[Your objective] The entire listing is to be repeated verbatim.

[Dataset content]

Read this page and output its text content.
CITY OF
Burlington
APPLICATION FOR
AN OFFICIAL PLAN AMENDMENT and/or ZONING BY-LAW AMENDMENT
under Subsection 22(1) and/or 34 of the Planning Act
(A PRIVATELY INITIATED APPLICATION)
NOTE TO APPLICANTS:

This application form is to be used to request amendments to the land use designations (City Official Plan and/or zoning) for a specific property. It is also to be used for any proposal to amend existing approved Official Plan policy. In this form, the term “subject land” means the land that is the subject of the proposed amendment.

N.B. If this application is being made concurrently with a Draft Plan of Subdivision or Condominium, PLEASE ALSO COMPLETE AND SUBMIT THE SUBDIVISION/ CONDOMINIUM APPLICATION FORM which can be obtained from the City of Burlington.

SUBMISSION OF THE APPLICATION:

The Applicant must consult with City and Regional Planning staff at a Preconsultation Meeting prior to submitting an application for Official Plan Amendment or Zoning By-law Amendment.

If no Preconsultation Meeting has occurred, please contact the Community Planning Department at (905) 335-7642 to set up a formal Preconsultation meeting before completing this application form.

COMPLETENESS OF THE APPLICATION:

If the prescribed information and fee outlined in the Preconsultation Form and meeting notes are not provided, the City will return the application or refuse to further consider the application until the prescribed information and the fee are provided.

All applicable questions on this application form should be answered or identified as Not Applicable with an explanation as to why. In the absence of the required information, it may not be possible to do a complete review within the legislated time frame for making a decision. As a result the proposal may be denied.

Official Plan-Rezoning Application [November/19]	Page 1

[Answer below]
Read this page and output its text content.
CITY OF
Burlington
APPLICATION FOR
AN OFFICIAL PLAN AMENDMENT and/or ZONING BY-LAW AMENDMENT
under Subsection 22(1) and/or 34 of the Planning Act
(A PRIVATELY INITIATED APPLICATION)
NOTE TO APPLICANTS:

This application form is to be used to request amendments to the land use designations (City Official Plan and/or zoning) for a specific property. It is also to be used for any proposal to amend existing approved Official Plan policy. In this form, the term “subject land” means the land that is the subject of the proposed amendment.

N.B. If this application is being made concurrently with a Draft Plan of Subdivision or Condominium, PLEASE ALSO COMPLETE AND SUBMIT THE SUBDIVISION/ CONDOMINIUM APPLICATION FORM which can be obtained from the City of Burlington.

SUBMISSION OF THE APPLICATION:

The Applicant must consult with City and Regional Planning staff at a Preconsultation Meeting prior to submitting an application for Official Plan Amendment or Zoning By-law Amendment.

If no Preconsultation Meeting has occurred, please contact the Community Planning Department at (905) 335-7642 to set up a formal Preconsultation meeting before completing this application form.

COMPLETENESS OF THE APPLICATION:

If the prescribed information and fee outlined in the Preconsultation Form and meeting notes are not provided, the City will return the application or refuse to further consider the application until the prescribed information and the fee are provided.

All applicable questions on this application form should be answered or identified as Not Applicable with an explanation as to why. In the absence of the required information, it may not be possible to do a complete review within the legislated time frame for making a decision. As a result the proposal may be denied.

Official Plan-Rezoning Application [November/19]	Page 1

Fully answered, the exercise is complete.